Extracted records
'''

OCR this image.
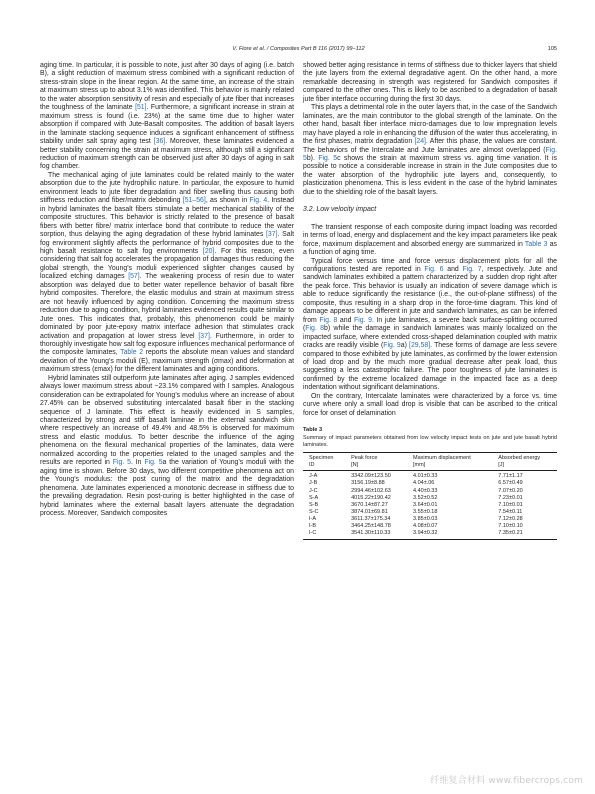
V. Fiore et al. / Composites Part B 116 (2017) 99–112	105

aging time. In particular, it is possible to note, just after 30 days of aging (i.e. batch B), a slight reduction of maximum stress combined with a significant reduction of stress-strain slope in the linear region. At the same time, an increase of the strain at maximum stress up to about 3.1% was identified. This behavior is mainly related to the water absorption sensitivity of resin and especially of jute fiber that increases the toughness of the laminate [51]. Furthermore, a significant increase in strain at maximum stress is found (i.e. 23%) at the same time due to higher water absorption if compared with Jute-Basalt composites. The addition of basalt layers in the laminate stacking sequence induces a significant enhancement of stiffness stability under salt spray aging test [36]. Moreover, these laminates evidenced a better stability concerning the strain at maximum stress, although still a significant reduction of maximum strength can be observed just after 30 days of aging in salt fog chamber.

The mechanical aging of jute laminates could be related mainly to the water absorption due to the jute hydrophilic nature. In particular, the exposure to humid environment leads to jute fiber degradation and fiber swelling thus causing both stiffness reduction and fiber/matrix debonding [51–56], as shown in Fig. 4. Instead in hybrid laminates the basalt fibers stimulate a better mechanical stability of the composite structures. This behavior is strictly related to the presence of basalt fibers with better fibre/ matrix interface bond that contribute to reduce the water sorption, thus delaying the aging degradation of these hybrid laminates [37]. Salt fog environment slightly affects the performance of hybrid composites due to the high basalt resistance to salt fog environments [20]. For this reason, even considering that salt fog accelerates the propagation of damages thus reducing the global strength, the Young’s moduli experienced slighter changes caused by localized etching damages [57]. The weakening process of resin due to water absorption was delayed due to better water repellence behavior of basalt fibre hybrid composites. Therefore, the elastic modulus and strain at maximum stress are not heavily influenced by aging condition. Concerning the maximum stress reduction due to aging condition, hybrid laminates evidenced results quite similar to Jute ones. This indicates that, probably, this phenomenon could be mainly dominated by poor jute-epoxy matrix interface adhesion that stimulates crack activation and propagation at lower stress level [37]. Furthermore, in order to thoroughly investigate how salt fog exposure influences mechanical performance of the composite laminates, Table 2 reports the absolute mean values and standard deviation of the Young’s moduli (E), maximum strength (σmax) and deformation at maximum stress (εmax) for the different laminates and aging conditions.

Hybrid laminates still outperform jute laminates after aging. J samples evidenced always lower maximum stress about −23.1% compared with I samples. Analogous consideration can be extrapolated for Young’s modulus where an increase of about 27.45% can be observed substituting intercalated basalt fiber in the stacking sequence of J laminate. This effect is heavily evidenced in S samples, characterized by strong and stiff basalt laminae in the external sandwich skin where respectively an increase of 49.4% and 48.5% is observed for maximum stress and elastic modulus. To better describe the influence of the aging phenomena on the flexural mechanical properties of the laminates, data were normalized according to the properties related to the unaged samples and the results are reported in Fig. 5. In Fig. 5a the variation of Young’s moduli with the aging time is shown. Before 30 days, two different competitive phenomena act on the Young’s modulus: the post curing of the matrix and the degradation phenomena. Jute laminates experienced a monotonic decrease in stiffness due to the prevailing degradation. Resin post-curing is better highlighted in the case of hybrid laminates where the external basalt layers attenuate the degradation process. Moreover, Sandwich composites

showed better aging resistance in terms of stiffness due to thicker layers that shield the jute layers from the external degradative agent. On the other hand, a more remarkable decreasing in strength was registered for Sandwich composites if compared to the other ones. This is likely to be ascribed to a degradation of basalt jute fiber interface occurring during the first 30 days.

This plays a detrimental role in the outer layers that, in the case of the Sandwich laminates, are the main contributor to the global strength of the laminate. On the other hand, basalt fiber interface micro-damages due to low impregnation levels may have played a role in enhancing the diffusion of the water thus accelerating, in the first phases, matrix degradation [24]. After this phase, the values are constant. The behaviors of the Intercalate and Jute laminates are almost overlapped (Fig. 5b). Fig. 5c shows the strain at maximum stress vs. aging time variation. It is possible to notice a considerable increase in strain in the Jute composites due to the water absorption of the hydrophilic jute layers and, consequently, to plasticization phenomena. This is less evident in the case of the hybrid laminates due to the shielding role of the basalt layers.

3.2. Low velocity impact

The transient response of each composite during impact loading was recorded in terms of load, energy and displacement and the key impact parameters like peak force, maximum displacement and absorbed energy are summarized in Table 3 as a function of aging time.

Typical force versus time and force versus displacement plots for all the configurations tested are reported in Fig. 6 and Fig. 7, respectively. Jute and sandwich laminates exhibited a pattern characterized by a sudden drop right after the peak force. This behavior is usually an indication of severe damage which is able to reduce significantly the resistance (i.e., the out-of-plane stiffness) of the composite, thus resulting in a sharp drop in the force-time diagram. This kind of damage appears to be different in jute and sandwich laminates, as can be inferred from Fig. 8 and Fig. 9. In jute laminates, a severe back surface-splitting occurred (Fig. 8b) while the damage in sandwich laminates was mainly localized on the impacted surface, where extended cross-shaped delamination coupled with matrix cracks are readily visible (Fig. 9a) [29,58]. These forms of damage are less severe compared to those exhibited by jute laminates, as confirmed by the lower extension of load drop and by the much more gradual decrease after peak load, thus suggesting a less catastrophic failure. The poor toughness of jute laminates is confirmed by the extreme localized damage in the impacted face as a deep indentation without significant delaminations.

On the contrary, Intercalate laminates were characterized by a force vs. time curve where only a small load drop is visible that can be ascribed to the critical force for onset of delamination

Table 3
Summary of impact parameters obtained from low velocity impact tests on jute and jute basalt hybrid laminates.
Specimen	Peak force	Maximum displacement	Absorbed energy
ID	[N]	[mm]	[J]
J-A	3342.09±123.50	4.01±0.33	7.71±1.17
J-B	3156.19±8.88	4.04±.06	6.57±0.49
J-C	2994.46±102.63	4.40±0.33	7.07±0.20
S-A	4015.22±190.42	3.52±0.52	7.23±0.01
S-B	3670.14±87.27	3.64±0.01	7.10±0.01
S-C	3874.01±69.81	3.55±0.18	7.54±0.11
I-A	3611.37±175.34	3.85±0.03	7.12±0.28
I-B	3464.25±148.78	4.08±0.07	7.10±0.10
I-C	3541.30±110.33	3.94±0.32	7.35±0.21
纤维复合材料 www.fibercrops.com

'''

* **WHAT YOU HAVE TO DO**:
Leaving the pictures aside, transcribe the entire listing exactly.

* **FULL OUTPUT**:
OCR this image.
V. Fiore et al. / Composites Part B 116 (2017) 99–112	105

aging time. In particular, it is possible to note, just after 30 days of aging (i.e. batch B), a slight reduction of maximum stress combined with a significant reduction of stress-strain slope in the linear region. At the same time, an increase of the strain at maximum stress up to about 3.1% was identified. This behavior is mainly related to the water absorption sensitivity of resin and especially of jute fiber that increases the toughness of the laminate [51]. Furthermore, a significant increase in strain at maximum stress is found (i.e. 23%) at the same time due to higher water absorption if compared with Jute-Basalt composites. The addition of basalt layers in the laminate stacking sequence induces a significant enhancement of stiffness stability under salt spray aging test [36]. Moreover, these laminates evidenced a better stability concerning the strain at maximum stress, although still a significant reduction of maximum strength can be observed just after 30 days of aging in salt fog chamber.

The mechanical aging of jute laminates could be related mainly to the water absorption due to the jute hydrophilic nature. In particular, the exposure to humid environment leads to jute fiber degradation and fiber swelling thus causing both stiffness reduction and fiber/matrix debonding [51–56], as shown in Fig. 4. Instead in hybrid laminates the basalt fibers stimulate a better mechanical stability of the composite structures. This behavior is strictly related to the presence of basalt fibers with better fibre/ matrix interface bond that contribute to reduce the water sorption, thus delaying the aging degradation of these hybrid laminates [37]. Salt fog environment slightly affects the performance of hybrid composites due to the high basalt resistance to salt fog environments [20]. For this reason, even considering that salt fog accelerates the propagation of damages thus reducing the global strength, the Young’s moduli experienced slighter changes caused by localized etching damages [57]. The weakening process of resin due to water absorption was delayed due to better water repellence behavior of basalt fibre hybrid composites. Therefore, the elastic modulus and strain at maximum stress are not heavily influenced by aging condition. Concerning the maximum stress reduction due to aging condition, hybrid laminates evidenced results quite similar to Jute ones. This indicates that, probably, this phenomenon could be mainly dominated by poor jute-epoxy matrix interface adhesion that stimulates crack activation and propagation at lower stress level [37]. Furthermore, in order to thoroughly investigate how salt fog exposure influences mechanical performance of the composite laminates, Table 2 reports the absolute mean values and standard deviation of the Young’s moduli (E), maximum strength (σmax) and deformation at maximum stress (εmax) for the different laminates and aging conditions.

Hybrid laminates still outperform jute laminates after aging. J samples evidenced always lower maximum stress about −23.1% compared with I samples. Analogous consideration can be extrapolated for Young’s modulus where an increase of about 27.45% can be observed substituting intercalated basalt fiber in the stacking sequence of J laminate. This effect is heavily evidenced in S samples, characterized by strong and stiff basalt laminae in the external sandwich skin where respectively an increase of 49.4% and 48.5% is observed for maximum stress and elastic modulus. To better describe the influence of the aging phenomena on the flexural mechanical properties of the laminates, data were normalized according to the properties related to the unaged samples and the results are reported in Fig. 5. In Fig. 5a the variation of Young’s moduli with the aging time is shown. Before 30 days, two different competitive phenomena act on the Young’s modulus: the post curing of the matrix and the degradation phenomena. Jute laminates experienced a monotonic decrease in stiffness due to the prevailing degradation. Resin post-curing is better highlighted in the case of hybrid laminates where the external basalt layers attenuate the degradation process. Moreover, Sandwich composites

showed better aging resistance in terms of stiffness due to thicker layers that shield the jute layers from the external degradative agent. On the other hand, a more remarkable decreasing in strength was registered for Sandwich composites if compared to the other ones. This is likely to be ascribed to a degradation of basalt jute fiber interface occurring during the first 30 days.

This plays a detrimental role in the outer layers that, in the case of the Sandwich laminates, are the main contributor to the global strength of the laminate. On the other hand, basalt fiber interface micro-damages due to low impregnation levels may have played a role in enhancing the diffusion of the water thus accelerating, in the first phases, matrix degradation [24]. After this phase, the values are constant. The behaviors of the Intercalate and Jute laminates are almost overlapped (Fig. 5b). Fig. 5c shows the strain at maximum stress vs. aging time variation. It is possible to notice a considerable increase in strain in the Jute composites due to the water absorption of the hydrophilic jute layers and, consequently, to plasticization phenomena. This is less evident in the case of the hybrid laminates due to the shielding role of the basalt layers.

3.2. Low velocity impact

The transient response of each composite during impact loading was recorded in terms of load, energy and displacement and the key impact parameters like peak force, maximum displacement and absorbed energy are summarized in Table 3 as a function of aging time.

Typical force versus time and force versus displacement plots for all the configurations tested are reported in Fig. 6 and Fig. 7, respectively. Jute and sandwich laminates exhibited a pattern characterized by a sudden drop right after the peak force. This behavior is usually an indication of severe damage which is able to reduce significantly the resistance (i.e., the out-of-plane stiffness) of the composite, thus resulting in a sharp drop in the force-time diagram. This kind of damage appears to be different in jute and sandwich laminates, as can be inferred from Fig. 8 and Fig. 9. In jute laminates, a severe back surface-splitting occurred (Fig. 8b) while the damage in sandwich laminates was mainly localized on the impacted surface, where extended cross-shaped delamination coupled with matrix cracks are readily visible (Fig. 9a) [29,58]. These forms of damage are less severe compared to those exhibited by jute laminates, as confirmed by the lower extension of load drop and by the much more gradual decrease after peak load, thus suggesting a less catastrophic failure. The poor toughness of jute laminates is confirmed by the extreme localized damage in the impacted face as a deep indentation without significant delaminations.

On the contrary, Intercalate laminates were characterized by a force vs. time curve where only a small load drop is visible that can be ascribed to the critical force for onset of delamination

Table 3
Summary of impact parameters obtained from low velocity impact tests on jute and jute basalt hybrid laminates.
Specimen	Peak force	Maximum displacement	Absorbed energy
ID	[N]	[mm]	[J]
J-A	3342.09±123.50	4.01±0.33	7.71±1.17
J-B	3156.19±8.88	4.04±.06	6.57±0.49
J-C	2994.46±102.63	4.40±0.33	7.07±0.20
S-A	4015.22±190.42	3.52±0.52	7.23±0.01
S-B	3670.14±87.27	3.64±0.01	7.10±0.01
S-C	3874.01±69.81	3.55±0.18	7.54±0.11
I-A	3611.37±175.34	3.85±0.03	7.12±0.28
I-B	3464.25±148.78	4.08±0.07	7.10±0.10
I-C	3541.30±110.33	3.94±0.32	7.35±0.21
纤维复合材料 www.fibercrops.com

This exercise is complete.